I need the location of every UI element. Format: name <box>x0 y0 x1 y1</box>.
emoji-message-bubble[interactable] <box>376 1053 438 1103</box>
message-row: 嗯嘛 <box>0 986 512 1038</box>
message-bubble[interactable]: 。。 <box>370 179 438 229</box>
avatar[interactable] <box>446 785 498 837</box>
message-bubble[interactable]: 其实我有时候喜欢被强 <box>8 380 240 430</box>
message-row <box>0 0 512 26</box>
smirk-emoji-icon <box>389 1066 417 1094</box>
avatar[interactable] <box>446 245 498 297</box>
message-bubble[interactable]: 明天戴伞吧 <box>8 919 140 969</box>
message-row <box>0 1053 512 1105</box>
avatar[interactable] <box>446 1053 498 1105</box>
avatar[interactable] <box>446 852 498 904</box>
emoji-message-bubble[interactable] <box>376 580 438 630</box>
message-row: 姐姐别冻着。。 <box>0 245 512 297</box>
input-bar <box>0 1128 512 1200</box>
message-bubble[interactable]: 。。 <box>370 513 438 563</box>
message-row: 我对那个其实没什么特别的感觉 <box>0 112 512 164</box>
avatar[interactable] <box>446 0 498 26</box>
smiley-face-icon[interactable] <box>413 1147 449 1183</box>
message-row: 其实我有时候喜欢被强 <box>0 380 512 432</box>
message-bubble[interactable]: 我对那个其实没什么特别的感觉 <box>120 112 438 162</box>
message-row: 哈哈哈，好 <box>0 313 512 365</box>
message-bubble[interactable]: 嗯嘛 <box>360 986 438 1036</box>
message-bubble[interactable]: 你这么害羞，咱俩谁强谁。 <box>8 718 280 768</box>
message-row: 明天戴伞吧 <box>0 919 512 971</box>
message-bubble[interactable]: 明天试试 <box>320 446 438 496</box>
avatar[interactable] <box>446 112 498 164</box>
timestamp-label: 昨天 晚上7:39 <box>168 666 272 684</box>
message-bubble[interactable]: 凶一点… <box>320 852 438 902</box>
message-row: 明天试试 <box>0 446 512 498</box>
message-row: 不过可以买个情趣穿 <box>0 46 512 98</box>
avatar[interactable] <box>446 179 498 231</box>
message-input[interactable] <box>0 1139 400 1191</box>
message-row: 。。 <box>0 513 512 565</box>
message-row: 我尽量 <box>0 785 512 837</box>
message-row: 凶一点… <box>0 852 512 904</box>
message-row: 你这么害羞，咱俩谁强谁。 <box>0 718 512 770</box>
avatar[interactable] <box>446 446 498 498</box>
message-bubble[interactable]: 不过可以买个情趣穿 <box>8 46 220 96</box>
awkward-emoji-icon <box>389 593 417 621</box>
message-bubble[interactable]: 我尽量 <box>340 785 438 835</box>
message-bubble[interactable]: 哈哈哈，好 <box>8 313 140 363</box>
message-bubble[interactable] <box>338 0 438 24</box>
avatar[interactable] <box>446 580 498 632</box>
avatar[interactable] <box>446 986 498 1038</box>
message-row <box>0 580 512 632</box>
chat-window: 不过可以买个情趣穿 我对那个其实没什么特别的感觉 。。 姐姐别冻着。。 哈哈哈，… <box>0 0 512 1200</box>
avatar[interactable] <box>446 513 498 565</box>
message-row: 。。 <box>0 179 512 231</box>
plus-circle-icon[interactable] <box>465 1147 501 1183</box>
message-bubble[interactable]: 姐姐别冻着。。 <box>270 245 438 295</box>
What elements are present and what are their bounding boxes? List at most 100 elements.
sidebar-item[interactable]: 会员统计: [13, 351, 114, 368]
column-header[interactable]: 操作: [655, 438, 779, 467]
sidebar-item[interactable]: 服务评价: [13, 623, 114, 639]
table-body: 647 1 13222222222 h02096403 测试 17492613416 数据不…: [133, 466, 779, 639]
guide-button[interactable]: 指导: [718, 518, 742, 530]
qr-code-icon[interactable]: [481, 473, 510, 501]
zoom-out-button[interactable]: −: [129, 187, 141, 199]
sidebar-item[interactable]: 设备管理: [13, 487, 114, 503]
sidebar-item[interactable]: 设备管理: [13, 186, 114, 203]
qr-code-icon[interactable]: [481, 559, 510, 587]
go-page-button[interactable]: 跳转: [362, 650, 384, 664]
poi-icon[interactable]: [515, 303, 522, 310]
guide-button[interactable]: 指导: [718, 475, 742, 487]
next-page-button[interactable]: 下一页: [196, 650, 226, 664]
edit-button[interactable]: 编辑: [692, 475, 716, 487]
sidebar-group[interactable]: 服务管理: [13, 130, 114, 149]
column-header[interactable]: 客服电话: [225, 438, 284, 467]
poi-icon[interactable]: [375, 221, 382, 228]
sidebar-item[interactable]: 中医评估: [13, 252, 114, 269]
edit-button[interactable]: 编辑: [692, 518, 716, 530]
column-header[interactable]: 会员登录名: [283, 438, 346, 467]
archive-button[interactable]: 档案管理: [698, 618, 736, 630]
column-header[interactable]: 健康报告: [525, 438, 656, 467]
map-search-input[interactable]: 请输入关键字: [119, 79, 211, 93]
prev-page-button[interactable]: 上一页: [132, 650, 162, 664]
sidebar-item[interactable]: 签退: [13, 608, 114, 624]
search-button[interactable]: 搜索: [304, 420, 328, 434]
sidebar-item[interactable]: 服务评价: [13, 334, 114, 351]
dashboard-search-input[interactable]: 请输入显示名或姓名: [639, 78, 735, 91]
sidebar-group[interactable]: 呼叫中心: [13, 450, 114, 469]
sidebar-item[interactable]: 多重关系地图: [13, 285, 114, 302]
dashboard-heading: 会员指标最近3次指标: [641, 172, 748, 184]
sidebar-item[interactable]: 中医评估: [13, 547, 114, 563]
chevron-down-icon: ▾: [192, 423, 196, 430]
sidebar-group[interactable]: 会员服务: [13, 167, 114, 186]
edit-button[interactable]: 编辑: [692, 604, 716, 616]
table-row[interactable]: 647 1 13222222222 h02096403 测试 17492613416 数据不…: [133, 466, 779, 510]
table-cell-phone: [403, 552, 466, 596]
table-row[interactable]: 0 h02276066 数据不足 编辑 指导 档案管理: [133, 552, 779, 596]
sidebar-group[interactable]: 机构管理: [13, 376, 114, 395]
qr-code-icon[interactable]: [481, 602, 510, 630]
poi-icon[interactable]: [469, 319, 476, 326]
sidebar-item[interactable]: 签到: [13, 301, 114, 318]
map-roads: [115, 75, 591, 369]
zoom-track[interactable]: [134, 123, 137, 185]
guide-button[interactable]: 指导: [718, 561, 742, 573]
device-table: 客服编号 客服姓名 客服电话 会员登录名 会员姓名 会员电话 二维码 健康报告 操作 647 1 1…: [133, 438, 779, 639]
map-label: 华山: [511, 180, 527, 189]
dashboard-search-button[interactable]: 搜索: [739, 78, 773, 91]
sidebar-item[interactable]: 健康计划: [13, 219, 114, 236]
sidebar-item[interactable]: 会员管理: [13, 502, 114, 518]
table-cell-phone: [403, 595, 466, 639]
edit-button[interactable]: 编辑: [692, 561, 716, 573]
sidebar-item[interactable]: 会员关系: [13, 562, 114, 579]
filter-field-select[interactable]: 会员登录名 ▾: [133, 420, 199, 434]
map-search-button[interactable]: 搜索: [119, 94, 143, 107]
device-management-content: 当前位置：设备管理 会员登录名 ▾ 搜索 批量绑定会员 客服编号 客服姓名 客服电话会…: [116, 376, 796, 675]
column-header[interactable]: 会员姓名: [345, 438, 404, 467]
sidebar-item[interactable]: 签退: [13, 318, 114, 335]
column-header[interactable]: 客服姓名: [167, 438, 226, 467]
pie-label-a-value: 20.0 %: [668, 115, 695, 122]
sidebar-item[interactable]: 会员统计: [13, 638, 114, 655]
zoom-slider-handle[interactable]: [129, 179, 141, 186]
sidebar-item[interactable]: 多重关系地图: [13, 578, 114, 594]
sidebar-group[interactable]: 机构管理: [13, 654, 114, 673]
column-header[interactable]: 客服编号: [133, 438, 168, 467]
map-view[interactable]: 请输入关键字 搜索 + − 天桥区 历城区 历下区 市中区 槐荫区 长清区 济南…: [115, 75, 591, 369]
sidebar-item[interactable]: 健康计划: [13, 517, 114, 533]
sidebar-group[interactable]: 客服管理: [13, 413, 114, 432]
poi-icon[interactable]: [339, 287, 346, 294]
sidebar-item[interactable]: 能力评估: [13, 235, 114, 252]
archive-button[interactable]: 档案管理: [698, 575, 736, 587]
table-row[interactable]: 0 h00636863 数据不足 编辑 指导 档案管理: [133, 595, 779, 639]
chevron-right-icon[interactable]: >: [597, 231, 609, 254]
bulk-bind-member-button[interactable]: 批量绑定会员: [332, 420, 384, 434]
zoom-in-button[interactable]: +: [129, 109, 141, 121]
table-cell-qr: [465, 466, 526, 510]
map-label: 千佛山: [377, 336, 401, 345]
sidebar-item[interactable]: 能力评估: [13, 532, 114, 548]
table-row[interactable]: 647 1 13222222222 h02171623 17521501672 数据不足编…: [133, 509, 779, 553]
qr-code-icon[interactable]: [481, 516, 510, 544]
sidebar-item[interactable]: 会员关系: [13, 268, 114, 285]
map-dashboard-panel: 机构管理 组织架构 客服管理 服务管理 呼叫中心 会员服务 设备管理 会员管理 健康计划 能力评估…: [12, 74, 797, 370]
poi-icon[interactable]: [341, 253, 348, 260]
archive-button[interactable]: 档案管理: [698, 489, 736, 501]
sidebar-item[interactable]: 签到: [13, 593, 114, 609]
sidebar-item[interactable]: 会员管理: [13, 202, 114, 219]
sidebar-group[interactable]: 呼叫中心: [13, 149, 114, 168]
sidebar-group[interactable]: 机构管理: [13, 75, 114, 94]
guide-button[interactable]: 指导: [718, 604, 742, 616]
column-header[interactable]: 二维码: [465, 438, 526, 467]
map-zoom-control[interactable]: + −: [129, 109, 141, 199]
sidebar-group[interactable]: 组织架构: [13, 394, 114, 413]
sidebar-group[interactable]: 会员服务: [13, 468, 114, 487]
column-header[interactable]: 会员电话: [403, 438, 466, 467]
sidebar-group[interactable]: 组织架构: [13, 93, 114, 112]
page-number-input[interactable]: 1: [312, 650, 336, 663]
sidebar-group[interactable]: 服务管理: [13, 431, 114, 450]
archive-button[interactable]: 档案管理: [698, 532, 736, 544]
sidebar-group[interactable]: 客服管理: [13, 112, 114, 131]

* * * *

§ Task goal
Copy out everything from the very start of the entries down to the line containing "message-bubble[interactable]: 。。 <box>370 513", including both of those lines.

§ Response for this exercise
I need the location of every UI element. Format: name <box>x0 y0 x1 y1</box>.
emoji-message-bubble[interactable] <box>376 1053 438 1103</box>
message-row: 嗯嘛 <box>0 986 512 1038</box>
message-bubble[interactable]: 。。 <box>370 179 438 229</box>
avatar[interactable] <box>446 785 498 837</box>
message-bubble[interactable]: 其实我有时候喜欢被强 <box>8 380 240 430</box>
message-row <box>0 0 512 26</box>
smirk-emoji-icon <box>389 1066 417 1094</box>
avatar[interactable] <box>446 245 498 297</box>
message-bubble[interactable]: 明天戴伞吧 <box>8 919 140 969</box>
message-row <box>0 1053 512 1105</box>
avatar[interactable] <box>446 1053 498 1105</box>
avatar[interactable] <box>446 852 498 904</box>
emoji-message-bubble[interactable] <box>376 580 438 630</box>
message-row: 姐姐别冻着。。 <box>0 245 512 297</box>
input-bar <box>0 1128 512 1200</box>
message-bubble[interactable]: 。。 <box>370 513 438 563</box>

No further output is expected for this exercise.